DIRECTIVE. Reproduce the listing from its first line through the line containing "return-button[interactable]: Return [1349, 42, 1448, 80]", renaming "SCHOOL APP" to "SCHOOL PORTAL" wherever it occurs and leaving everything else unchanged.

SUPPLIED RECORDS.
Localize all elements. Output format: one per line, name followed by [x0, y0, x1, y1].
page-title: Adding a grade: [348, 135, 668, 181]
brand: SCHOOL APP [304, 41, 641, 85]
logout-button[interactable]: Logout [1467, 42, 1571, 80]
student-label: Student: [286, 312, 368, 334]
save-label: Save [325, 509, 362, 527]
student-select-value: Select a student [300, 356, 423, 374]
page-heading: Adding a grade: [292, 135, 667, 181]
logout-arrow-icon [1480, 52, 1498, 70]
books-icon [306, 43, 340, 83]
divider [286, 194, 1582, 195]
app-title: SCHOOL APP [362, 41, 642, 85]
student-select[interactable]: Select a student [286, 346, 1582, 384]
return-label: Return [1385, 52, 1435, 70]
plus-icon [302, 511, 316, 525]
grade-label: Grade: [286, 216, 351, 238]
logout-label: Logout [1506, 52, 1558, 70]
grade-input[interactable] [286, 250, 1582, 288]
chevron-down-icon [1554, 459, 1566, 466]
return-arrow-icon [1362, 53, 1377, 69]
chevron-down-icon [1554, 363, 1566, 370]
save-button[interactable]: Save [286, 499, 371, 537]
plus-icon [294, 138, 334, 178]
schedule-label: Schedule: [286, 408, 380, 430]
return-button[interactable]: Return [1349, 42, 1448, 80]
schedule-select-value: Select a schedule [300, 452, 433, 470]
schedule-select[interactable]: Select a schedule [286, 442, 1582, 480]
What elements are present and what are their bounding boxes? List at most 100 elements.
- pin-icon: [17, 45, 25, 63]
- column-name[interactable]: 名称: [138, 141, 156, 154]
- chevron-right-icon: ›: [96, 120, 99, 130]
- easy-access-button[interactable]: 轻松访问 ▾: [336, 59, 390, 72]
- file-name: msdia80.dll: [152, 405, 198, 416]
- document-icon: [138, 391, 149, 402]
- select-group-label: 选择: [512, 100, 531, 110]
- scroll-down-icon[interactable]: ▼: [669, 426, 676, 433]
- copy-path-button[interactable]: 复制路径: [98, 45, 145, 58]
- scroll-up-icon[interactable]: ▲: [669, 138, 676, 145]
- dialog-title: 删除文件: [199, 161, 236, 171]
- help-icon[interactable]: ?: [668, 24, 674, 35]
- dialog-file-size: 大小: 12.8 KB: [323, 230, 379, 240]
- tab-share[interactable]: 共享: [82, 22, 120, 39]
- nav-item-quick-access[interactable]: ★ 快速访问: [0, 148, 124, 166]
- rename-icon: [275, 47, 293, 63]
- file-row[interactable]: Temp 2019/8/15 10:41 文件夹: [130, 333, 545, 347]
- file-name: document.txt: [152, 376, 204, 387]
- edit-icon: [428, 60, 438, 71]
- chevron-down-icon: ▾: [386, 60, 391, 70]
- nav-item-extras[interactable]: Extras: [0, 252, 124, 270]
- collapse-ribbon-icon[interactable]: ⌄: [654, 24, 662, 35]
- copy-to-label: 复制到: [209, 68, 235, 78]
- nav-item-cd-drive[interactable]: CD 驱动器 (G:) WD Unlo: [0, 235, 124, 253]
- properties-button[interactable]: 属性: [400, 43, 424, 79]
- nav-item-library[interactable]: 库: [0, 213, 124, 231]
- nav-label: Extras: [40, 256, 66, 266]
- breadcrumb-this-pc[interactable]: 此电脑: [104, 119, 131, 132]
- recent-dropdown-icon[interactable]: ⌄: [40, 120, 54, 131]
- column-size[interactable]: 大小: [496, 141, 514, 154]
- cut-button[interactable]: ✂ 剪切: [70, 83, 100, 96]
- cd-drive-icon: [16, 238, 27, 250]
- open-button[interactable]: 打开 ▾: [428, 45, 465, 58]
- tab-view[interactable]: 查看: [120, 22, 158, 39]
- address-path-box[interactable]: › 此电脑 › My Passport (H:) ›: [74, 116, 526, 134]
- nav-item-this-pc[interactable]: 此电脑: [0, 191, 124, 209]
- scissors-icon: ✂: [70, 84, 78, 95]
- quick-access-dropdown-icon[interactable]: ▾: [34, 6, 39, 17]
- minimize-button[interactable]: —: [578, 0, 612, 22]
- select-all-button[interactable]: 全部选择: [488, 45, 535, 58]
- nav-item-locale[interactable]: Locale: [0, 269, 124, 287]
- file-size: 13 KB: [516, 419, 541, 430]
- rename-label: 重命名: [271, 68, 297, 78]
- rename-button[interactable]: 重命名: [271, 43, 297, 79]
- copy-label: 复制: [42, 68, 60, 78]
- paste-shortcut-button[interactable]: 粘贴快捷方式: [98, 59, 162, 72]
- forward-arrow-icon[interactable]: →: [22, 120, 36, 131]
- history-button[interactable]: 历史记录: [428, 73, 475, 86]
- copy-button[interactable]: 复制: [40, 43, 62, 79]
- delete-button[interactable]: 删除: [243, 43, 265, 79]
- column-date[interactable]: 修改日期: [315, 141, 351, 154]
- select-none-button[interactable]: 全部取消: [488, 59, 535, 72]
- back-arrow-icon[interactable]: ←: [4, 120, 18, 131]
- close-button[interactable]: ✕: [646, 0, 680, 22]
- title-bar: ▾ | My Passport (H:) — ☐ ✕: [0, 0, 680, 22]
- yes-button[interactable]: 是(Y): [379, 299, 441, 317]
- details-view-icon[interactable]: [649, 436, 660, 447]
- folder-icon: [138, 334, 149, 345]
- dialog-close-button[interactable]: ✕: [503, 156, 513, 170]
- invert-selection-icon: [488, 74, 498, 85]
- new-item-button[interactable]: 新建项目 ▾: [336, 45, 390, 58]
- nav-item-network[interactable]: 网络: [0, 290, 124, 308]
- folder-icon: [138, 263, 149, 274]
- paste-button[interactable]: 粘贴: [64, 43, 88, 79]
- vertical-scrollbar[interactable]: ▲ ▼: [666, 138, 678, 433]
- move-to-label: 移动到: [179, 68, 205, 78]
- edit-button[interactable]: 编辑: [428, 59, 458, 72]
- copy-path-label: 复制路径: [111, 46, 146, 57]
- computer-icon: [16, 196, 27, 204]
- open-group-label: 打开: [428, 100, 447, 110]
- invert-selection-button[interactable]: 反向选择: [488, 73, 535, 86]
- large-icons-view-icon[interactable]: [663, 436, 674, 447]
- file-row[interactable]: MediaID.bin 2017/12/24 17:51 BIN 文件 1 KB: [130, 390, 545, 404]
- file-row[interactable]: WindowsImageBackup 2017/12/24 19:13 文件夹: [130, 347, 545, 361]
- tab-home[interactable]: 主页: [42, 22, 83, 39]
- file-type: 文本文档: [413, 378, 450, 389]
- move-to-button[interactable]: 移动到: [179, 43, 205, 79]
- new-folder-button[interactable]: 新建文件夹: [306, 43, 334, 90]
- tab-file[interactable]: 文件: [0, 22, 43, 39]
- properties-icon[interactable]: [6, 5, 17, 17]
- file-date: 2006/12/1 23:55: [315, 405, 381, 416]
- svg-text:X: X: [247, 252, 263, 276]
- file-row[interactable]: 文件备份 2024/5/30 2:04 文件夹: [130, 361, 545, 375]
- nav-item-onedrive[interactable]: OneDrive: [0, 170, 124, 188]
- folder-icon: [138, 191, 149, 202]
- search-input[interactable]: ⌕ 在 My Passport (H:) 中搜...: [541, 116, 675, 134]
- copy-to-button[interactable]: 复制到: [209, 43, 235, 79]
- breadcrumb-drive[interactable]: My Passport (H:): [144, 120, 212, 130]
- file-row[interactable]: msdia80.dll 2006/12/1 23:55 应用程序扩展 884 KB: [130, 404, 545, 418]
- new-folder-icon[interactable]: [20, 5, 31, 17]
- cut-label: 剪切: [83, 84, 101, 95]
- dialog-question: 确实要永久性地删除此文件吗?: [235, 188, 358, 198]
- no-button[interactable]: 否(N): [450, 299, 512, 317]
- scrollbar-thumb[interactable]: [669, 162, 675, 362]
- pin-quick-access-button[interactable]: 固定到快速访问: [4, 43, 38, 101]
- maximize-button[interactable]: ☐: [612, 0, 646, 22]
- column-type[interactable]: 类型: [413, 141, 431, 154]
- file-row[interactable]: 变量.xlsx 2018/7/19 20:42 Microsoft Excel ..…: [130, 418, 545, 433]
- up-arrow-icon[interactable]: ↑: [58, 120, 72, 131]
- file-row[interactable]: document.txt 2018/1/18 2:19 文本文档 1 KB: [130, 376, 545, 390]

REPLY.
Localize all elements. Output format: one per line, name followed by [x0, y0, x1, y1].
page-title: Adding a grade: [348, 135, 668, 181]
brand: SCHOOL PORTAL [304, 41, 641, 85]
logout-button[interactable]: Logout [1467, 42, 1571, 80]
student-label: Student: [286, 312, 368, 334]
save-label: Save [325, 509, 362, 527]
student-select-value: Select a student [300, 356, 423, 374]
page-heading: Adding a grade: [292, 135, 667, 181]
logout-arrow-icon [1480, 52, 1498, 70]
books-icon [306, 43, 340, 83]
divider [286, 194, 1582, 195]
app-title: SCHOOL PORTAL [362, 41, 642, 85]
student-select[interactable]: Select a student [286, 346, 1582, 384]
return-label: Return [1385, 52, 1435, 70]
plus-icon [302, 511, 316, 525]
grade-label: Grade: [286, 216, 351, 238]
logout-label: Logout [1506, 52, 1558, 70]
grade-input[interactable] [286, 250, 1582, 288]
chevron-down-icon [1554, 459, 1566, 466]
return-arrow-icon [1362, 53, 1377, 69]
chevron-down-icon [1554, 363, 1566, 370]
save-button[interactable]: Save [286, 499, 371, 537]
plus-icon [294, 138, 334, 178]
schedule-label: Schedule: [286, 408, 380, 430]
return-button[interactable]: Return [1349, 42, 1448, 80]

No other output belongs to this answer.